Records follow. Select each line holding "Reverse".

=== Source data ===
┌──
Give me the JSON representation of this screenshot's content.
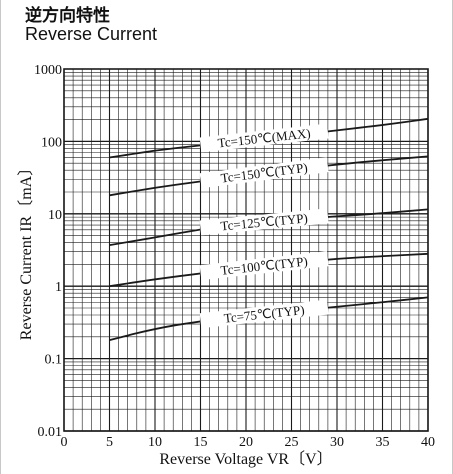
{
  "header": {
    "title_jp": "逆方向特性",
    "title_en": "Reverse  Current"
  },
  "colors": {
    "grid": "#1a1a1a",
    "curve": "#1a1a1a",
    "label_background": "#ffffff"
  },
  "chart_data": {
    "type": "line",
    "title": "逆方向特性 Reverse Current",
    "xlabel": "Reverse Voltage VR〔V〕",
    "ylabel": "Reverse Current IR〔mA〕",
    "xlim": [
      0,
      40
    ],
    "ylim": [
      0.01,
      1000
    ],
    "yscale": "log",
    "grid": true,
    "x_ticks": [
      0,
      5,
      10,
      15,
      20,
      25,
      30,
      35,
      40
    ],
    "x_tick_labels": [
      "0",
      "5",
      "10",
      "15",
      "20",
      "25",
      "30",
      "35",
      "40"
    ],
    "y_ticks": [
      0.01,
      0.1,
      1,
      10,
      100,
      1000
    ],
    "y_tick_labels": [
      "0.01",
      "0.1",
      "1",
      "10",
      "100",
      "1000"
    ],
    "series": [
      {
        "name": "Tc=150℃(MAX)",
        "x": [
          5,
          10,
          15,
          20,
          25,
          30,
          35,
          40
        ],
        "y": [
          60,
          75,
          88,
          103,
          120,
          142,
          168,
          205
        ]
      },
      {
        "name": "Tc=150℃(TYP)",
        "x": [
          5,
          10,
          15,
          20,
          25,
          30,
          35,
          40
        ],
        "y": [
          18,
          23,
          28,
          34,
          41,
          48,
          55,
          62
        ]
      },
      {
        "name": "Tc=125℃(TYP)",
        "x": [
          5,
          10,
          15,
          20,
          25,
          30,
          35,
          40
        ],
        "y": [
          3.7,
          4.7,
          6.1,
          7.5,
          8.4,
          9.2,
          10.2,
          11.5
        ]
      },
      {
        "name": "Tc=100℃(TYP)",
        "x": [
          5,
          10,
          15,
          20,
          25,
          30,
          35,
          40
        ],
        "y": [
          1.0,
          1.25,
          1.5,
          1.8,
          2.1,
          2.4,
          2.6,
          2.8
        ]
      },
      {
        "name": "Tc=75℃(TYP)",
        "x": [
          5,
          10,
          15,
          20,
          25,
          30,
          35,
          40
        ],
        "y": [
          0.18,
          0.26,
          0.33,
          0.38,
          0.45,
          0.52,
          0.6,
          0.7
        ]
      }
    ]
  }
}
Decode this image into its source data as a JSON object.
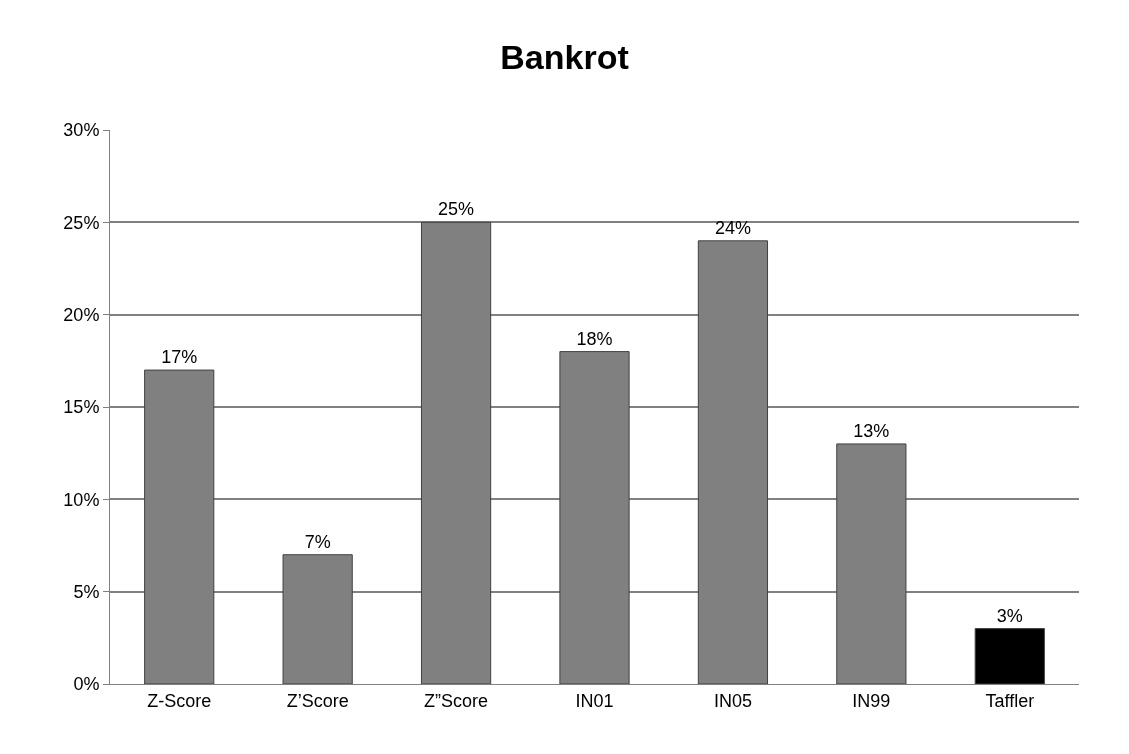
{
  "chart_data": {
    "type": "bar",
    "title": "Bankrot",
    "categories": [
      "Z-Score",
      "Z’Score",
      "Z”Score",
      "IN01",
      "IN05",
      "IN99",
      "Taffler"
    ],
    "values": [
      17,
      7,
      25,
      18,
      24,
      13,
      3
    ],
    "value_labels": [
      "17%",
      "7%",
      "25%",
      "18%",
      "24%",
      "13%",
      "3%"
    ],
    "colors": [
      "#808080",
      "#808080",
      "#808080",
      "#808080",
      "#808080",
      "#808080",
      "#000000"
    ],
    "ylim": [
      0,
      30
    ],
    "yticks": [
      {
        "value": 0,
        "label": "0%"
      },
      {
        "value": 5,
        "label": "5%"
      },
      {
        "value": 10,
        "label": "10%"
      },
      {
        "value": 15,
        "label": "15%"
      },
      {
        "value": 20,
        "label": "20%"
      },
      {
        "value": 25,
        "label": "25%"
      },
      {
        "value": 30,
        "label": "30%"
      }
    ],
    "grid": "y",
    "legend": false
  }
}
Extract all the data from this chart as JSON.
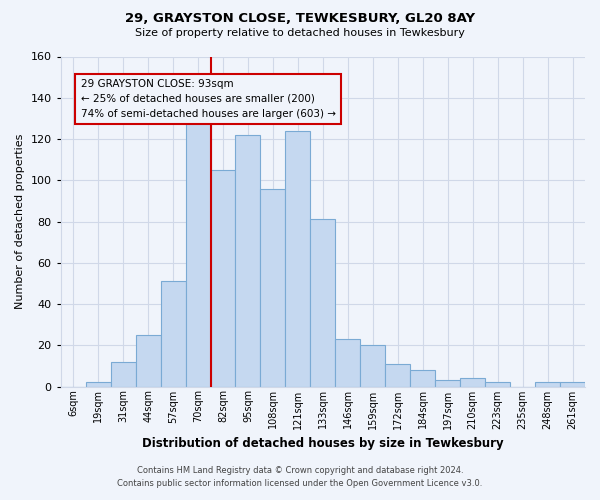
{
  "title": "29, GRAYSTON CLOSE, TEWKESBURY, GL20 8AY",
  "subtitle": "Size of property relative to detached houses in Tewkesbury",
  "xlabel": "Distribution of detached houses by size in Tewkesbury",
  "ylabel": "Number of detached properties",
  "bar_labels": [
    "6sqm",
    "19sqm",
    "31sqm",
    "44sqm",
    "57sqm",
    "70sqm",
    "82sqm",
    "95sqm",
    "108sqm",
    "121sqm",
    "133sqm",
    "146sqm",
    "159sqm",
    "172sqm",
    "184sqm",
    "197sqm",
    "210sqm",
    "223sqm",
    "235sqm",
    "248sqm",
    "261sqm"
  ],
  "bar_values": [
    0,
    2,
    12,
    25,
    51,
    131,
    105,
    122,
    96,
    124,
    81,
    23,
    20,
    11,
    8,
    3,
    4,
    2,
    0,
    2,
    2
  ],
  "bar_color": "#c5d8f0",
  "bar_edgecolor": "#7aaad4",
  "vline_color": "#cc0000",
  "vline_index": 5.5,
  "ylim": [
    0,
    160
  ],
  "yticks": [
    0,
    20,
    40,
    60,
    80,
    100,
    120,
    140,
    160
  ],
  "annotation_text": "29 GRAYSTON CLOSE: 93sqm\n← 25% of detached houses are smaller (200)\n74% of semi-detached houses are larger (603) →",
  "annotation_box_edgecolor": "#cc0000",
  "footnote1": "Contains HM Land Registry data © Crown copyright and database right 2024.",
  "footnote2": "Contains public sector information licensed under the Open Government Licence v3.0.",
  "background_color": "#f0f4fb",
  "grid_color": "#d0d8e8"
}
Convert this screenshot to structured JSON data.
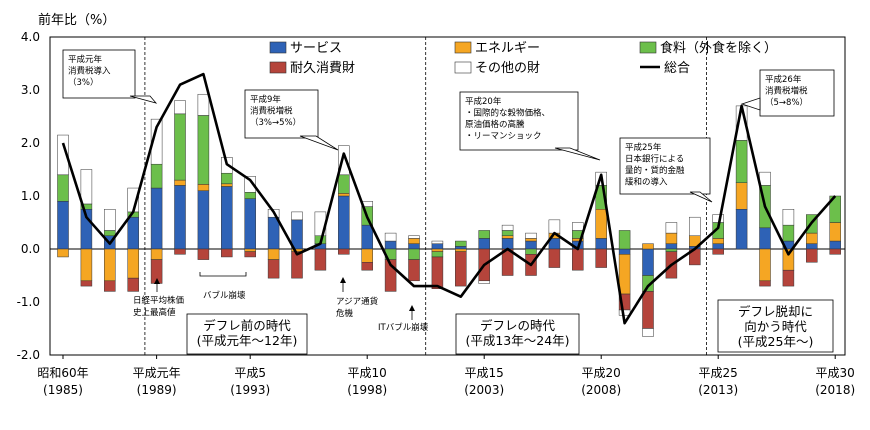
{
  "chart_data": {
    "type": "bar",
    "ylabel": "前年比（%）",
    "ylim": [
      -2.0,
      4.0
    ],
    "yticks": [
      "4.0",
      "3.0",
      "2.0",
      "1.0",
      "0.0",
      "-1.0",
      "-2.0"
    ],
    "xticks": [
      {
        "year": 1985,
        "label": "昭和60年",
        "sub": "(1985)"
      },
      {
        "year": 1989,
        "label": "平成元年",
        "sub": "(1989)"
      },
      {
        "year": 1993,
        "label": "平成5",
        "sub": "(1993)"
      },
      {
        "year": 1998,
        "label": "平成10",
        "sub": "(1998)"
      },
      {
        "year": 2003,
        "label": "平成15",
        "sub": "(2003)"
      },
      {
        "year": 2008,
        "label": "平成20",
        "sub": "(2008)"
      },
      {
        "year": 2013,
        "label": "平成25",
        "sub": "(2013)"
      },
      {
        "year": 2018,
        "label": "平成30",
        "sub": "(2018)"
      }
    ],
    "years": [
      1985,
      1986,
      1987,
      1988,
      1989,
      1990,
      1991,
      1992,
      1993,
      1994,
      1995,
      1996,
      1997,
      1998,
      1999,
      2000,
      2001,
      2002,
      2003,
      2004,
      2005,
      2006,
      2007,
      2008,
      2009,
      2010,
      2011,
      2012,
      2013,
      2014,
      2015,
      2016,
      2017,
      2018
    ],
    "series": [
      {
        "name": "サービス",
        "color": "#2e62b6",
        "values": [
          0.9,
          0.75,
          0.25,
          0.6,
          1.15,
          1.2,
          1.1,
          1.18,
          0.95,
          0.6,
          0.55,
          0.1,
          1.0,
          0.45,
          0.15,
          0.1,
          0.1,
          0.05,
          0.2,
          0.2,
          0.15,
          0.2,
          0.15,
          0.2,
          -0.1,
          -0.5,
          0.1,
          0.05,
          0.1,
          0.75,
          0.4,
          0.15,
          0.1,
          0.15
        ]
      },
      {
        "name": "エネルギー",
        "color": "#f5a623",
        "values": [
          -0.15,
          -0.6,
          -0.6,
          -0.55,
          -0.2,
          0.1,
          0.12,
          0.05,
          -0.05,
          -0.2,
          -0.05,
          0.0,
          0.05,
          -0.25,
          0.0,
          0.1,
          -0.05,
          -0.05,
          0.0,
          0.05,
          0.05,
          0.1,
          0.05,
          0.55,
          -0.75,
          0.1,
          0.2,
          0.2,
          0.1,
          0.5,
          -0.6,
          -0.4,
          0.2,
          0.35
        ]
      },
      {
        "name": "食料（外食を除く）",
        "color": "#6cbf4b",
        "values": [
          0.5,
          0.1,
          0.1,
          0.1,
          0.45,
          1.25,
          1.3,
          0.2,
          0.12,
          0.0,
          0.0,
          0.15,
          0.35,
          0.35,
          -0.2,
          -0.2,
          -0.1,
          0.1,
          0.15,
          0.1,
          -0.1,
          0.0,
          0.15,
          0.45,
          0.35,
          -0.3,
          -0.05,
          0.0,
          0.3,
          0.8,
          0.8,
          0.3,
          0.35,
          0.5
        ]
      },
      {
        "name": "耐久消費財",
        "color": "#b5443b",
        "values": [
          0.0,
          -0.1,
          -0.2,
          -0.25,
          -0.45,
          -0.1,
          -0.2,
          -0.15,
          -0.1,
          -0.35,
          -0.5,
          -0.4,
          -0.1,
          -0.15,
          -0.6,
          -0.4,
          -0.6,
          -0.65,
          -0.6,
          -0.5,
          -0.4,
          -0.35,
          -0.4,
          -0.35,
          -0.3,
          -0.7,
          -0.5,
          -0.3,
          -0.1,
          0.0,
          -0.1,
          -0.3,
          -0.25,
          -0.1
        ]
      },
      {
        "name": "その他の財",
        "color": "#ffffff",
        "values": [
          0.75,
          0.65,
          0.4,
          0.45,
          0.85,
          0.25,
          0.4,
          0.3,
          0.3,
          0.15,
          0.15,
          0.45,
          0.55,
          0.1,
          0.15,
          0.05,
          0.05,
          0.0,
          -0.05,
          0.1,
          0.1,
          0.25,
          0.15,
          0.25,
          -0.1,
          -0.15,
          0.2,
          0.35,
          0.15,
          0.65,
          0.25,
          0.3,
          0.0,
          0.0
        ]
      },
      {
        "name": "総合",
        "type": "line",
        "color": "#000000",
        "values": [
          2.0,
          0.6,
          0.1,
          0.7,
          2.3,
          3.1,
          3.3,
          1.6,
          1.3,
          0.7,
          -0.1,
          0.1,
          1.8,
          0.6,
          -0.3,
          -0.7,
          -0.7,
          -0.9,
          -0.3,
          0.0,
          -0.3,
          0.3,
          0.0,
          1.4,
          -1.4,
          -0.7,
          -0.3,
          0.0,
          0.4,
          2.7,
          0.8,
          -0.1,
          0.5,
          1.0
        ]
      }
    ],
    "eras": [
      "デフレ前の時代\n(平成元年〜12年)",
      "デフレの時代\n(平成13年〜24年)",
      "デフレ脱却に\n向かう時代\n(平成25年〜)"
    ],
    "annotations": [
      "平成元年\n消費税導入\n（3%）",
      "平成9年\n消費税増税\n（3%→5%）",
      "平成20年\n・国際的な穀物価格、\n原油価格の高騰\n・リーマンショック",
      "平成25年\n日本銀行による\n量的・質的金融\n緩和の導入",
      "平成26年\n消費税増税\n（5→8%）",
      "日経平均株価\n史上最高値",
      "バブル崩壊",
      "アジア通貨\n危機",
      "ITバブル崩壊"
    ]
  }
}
└──
=== Correct answer ===
    "title_en": "Reverse  Current"
    "title": "逆方向特性 Reverse Current",
    "xlabel": "Reverse Voltage VR〔V〕",
    "ylabel": "Reverse Current IR〔mA〕",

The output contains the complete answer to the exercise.